Saved data entries:

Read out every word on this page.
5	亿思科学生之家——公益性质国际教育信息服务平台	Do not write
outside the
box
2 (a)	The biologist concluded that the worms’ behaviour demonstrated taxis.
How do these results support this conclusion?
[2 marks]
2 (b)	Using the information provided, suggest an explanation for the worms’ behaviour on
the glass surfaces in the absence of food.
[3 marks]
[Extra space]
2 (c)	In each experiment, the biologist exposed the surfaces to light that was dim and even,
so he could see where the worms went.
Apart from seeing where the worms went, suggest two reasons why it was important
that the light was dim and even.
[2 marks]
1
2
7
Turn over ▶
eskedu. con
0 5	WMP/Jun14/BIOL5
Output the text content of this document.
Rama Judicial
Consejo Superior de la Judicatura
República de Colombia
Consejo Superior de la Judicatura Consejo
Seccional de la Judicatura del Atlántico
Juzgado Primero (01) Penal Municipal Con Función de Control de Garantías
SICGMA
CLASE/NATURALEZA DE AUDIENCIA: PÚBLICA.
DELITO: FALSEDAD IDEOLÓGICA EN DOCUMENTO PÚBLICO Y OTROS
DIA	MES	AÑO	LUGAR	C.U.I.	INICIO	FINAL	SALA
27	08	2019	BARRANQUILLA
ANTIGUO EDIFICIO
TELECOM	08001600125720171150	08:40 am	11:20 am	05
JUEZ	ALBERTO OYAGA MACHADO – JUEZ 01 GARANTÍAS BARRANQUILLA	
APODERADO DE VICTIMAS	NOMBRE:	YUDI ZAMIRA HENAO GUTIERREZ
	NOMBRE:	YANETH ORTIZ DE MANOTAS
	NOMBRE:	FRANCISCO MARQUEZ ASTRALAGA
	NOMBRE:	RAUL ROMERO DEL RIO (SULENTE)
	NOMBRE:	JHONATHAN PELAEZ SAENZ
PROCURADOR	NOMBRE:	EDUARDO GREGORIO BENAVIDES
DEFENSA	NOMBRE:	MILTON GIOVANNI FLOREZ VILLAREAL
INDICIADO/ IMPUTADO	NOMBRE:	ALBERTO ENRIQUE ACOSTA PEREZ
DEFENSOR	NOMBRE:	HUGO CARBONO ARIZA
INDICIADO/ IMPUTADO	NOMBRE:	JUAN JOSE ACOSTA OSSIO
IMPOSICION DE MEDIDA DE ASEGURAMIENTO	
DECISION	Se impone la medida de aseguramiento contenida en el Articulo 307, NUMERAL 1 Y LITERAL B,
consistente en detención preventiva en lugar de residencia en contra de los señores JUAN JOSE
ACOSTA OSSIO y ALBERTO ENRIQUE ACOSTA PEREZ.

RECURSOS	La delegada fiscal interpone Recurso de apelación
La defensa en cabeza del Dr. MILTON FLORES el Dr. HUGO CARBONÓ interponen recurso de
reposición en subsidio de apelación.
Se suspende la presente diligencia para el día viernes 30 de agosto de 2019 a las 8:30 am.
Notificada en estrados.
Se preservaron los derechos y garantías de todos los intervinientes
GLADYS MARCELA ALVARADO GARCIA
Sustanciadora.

## Objective
Give the data again, exactly as it stands.

## Solution for this problem
Read out every word on this page.
5	亿思科学生之家——公益性质国际教育信息服务平台	Do not write
outside the
box
2 (a)	The biologist concluded that the worms’ behaviour demonstrated taxis.
How do these results support this conclusion?
[2 marks]
2 (b)	Using the information provided, suggest an explanation for the worms’ behaviour on
the glass surfaces in the absence of food.
[3 marks]
[Extra space]
2 (c)	In each experiment, the biologist exposed the surfaces to light that was dim and even,
so he could see where the worms went.
Apart from seeing where the worms went, suggest two reasons why it was important
that the light was dim and even.
[2 marks]
1
2
7
Turn over ▶
eskedu. con
0 5	WMP/Jun14/BIOL5
Output the text content of this document.
Rama Judicial
Consejo Superior de la Judicatura
República de Colombia
Consejo Superior de la Judicatura Consejo
Seccional de la Judicatura del Atlántico
Juzgado Primero (01) Penal Municipal Con Función de Control de Garantías
SICGMA
CLASE/NATURALEZA DE AUDIENCIA: PÚBLICA.
DELITO: FALSEDAD IDEOLÓGICA EN DOCUMENTO PÚBLICO Y OTROS
DIA	MES	AÑO	LUGAR	C.U.I.	INICIO	FINAL	SALA
27	08	2019	BARRANQUILLA
ANTIGUO EDIFICIO
TELECOM	08001600125720171150	08:40 am	11:20 am	05
JUEZ	ALBERTO OYAGA MACHADO – JUEZ 01 GARANTÍAS BARRANQUILLA	
APODERADO DE VICTIMAS	NOMBRE:	YUDI ZAMIRA HENAO GUTIERREZ
	NOMBRE:	YANETH ORTIZ DE MANOTAS
	NOMBRE:	FRANCISCO MARQUEZ ASTRALAGA
	NOMBRE:	RAUL ROMERO DEL RIO (SULENTE)
	NOMBRE:	JHONATHAN PELAEZ SAENZ
PROCURADOR	NOMBRE:	EDUARDO GREGORIO BENAVIDES
DEFENSA	NOMBRE:	MILTON GIOVANNI FLOREZ VILLAREAL
INDICIADO/ IMPUTADO	NOMBRE:	ALBERTO ENRIQUE ACOSTA PEREZ
DEFENSOR	NOMBRE:	HUGO CARBONO ARIZA
INDICIADO/ IMPUTADO	NOMBRE:	JUAN JOSE ACOSTA OSSIO
IMPOSICION DE MEDIDA DE ASEGURAMIENTO	
DECISION	Se impone la medida de aseguramiento contenida en el Articulo 307, NUMERAL 1 Y LITERAL B,
consistente en detención preventiva en lugar de residencia en contra de los señores JUAN JOSE
ACOSTA OSSIO y ALBERTO ENRIQUE ACOSTA PEREZ.

RECURSOS	La delegada fiscal interpone Recurso de apelación
La defensa en cabeza del Dr. MILTON FLORES el Dr. HUGO CARBONÓ interponen recurso de
reposición en subsidio de apelación.
Se suspende la presente diligencia para el día viernes 30 de agosto de 2019 a las 8:30 am.
Notificada en estrados.
Se preservaron los derechos y garantías de todos los intervinientes
GLADYS MARCELA ALVARADO GARCIA
Sustanciadora.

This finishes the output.